▼

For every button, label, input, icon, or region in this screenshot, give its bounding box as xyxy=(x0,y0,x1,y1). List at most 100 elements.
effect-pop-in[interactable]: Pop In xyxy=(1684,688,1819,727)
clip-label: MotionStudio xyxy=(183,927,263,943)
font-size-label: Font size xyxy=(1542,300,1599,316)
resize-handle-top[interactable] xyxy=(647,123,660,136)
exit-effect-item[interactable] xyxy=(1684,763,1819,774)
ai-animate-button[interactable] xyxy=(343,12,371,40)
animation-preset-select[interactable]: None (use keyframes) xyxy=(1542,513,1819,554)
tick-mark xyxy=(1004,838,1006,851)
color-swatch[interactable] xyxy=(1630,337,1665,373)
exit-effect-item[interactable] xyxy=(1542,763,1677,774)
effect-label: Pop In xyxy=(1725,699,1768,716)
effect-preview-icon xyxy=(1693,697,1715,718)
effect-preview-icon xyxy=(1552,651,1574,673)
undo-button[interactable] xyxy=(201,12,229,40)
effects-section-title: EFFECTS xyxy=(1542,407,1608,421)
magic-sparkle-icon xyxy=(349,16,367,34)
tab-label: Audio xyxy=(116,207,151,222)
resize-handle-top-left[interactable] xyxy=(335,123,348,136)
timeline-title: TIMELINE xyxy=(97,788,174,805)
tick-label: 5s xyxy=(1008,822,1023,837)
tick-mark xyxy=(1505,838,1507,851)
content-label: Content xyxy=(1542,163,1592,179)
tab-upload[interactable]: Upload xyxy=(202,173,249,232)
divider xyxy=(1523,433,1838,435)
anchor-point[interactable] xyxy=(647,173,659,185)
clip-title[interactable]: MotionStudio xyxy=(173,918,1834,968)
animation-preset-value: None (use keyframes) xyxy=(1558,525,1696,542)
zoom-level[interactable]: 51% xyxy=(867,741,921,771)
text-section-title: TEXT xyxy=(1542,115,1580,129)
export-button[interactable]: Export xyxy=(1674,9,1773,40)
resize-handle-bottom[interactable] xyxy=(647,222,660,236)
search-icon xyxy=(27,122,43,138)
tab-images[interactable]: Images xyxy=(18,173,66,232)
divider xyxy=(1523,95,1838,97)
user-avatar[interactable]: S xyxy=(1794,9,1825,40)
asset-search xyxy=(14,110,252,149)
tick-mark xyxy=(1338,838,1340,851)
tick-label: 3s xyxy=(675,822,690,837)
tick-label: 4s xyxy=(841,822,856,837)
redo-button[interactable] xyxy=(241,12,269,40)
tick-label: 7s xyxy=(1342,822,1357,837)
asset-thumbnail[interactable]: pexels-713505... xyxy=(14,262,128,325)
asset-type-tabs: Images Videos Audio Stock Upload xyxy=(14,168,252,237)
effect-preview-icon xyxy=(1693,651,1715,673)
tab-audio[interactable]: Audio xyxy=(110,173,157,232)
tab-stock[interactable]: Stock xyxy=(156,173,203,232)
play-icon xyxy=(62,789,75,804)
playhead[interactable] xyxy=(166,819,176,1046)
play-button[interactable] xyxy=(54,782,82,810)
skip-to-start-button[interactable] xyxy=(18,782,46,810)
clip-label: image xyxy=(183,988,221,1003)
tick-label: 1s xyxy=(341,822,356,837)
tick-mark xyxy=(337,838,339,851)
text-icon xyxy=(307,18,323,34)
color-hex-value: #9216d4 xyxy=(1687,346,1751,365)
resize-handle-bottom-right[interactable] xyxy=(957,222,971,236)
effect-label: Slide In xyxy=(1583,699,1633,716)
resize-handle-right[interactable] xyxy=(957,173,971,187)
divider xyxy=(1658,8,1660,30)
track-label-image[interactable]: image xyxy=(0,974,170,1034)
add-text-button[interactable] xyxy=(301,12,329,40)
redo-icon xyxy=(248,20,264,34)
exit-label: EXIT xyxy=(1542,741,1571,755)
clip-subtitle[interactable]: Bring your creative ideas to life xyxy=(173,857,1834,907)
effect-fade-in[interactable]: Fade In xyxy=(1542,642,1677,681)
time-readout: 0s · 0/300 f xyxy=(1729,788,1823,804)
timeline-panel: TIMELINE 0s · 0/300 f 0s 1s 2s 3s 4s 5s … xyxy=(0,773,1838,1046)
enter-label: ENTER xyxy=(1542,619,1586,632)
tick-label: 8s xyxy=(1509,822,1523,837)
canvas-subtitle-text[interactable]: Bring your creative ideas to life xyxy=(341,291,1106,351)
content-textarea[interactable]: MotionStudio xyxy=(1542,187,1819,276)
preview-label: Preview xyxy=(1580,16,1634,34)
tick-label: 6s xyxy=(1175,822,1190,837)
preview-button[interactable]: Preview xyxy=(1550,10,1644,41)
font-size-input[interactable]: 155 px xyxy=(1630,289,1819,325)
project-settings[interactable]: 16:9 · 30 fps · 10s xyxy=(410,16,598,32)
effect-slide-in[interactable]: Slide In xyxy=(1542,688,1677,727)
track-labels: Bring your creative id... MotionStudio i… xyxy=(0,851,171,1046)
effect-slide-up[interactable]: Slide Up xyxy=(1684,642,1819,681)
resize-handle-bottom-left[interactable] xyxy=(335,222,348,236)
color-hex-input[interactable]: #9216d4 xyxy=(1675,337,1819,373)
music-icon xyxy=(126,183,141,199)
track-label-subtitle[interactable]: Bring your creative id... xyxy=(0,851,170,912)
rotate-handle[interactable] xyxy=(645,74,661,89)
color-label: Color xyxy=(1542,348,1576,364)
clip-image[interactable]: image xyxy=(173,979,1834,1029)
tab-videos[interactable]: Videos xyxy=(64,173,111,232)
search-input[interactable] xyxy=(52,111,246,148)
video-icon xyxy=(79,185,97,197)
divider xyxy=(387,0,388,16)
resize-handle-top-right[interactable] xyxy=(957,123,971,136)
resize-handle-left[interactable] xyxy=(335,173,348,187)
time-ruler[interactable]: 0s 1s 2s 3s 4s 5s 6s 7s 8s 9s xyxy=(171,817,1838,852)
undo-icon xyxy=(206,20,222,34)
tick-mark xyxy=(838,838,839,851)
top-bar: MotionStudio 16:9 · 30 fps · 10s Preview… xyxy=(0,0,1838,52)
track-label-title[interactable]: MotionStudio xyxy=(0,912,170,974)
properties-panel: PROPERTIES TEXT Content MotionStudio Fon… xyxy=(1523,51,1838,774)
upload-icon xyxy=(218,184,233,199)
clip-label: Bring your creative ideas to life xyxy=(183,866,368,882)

▲

> **Objective**
Rewrite everything from the start of the records down to the line containing "effect-preview-icon xyxy=(1552,651,1574,673)", substituting "Zoom In" for "Pop In" and leaving all else unchanged.

> **Exercise result**
For every button, label, input, icon, or region in this screenshot, give its bounding box as xyxy=(x0,y0,x1,y1). List at most 100 elements.
effect-pop-in[interactable]: Zoom In xyxy=(1684,688,1819,727)
clip-label: MotionStudio xyxy=(183,927,263,943)
font-size-label: Font size xyxy=(1542,300,1599,316)
resize-handle-top[interactable] xyxy=(647,123,660,136)
exit-effect-item[interactable] xyxy=(1684,763,1819,774)
ai-animate-button[interactable] xyxy=(343,12,371,40)
animation-preset-select[interactable]: None (use keyframes) xyxy=(1542,513,1819,554)
tick-mark xyxy=(1004,838,1006,851)
color-swatch[interactable] xyxy=(1630,337,1665,373)
exit-effect-item[interactable] xyxy=(1542,763,1677,774)
effect-label: Zoom In xyxy=(1725,699,1768,716)
effect-preview-icon xyxy=(1693,697,1715,718)
effect-preview-icon xyxy=(1552,651,1574,673)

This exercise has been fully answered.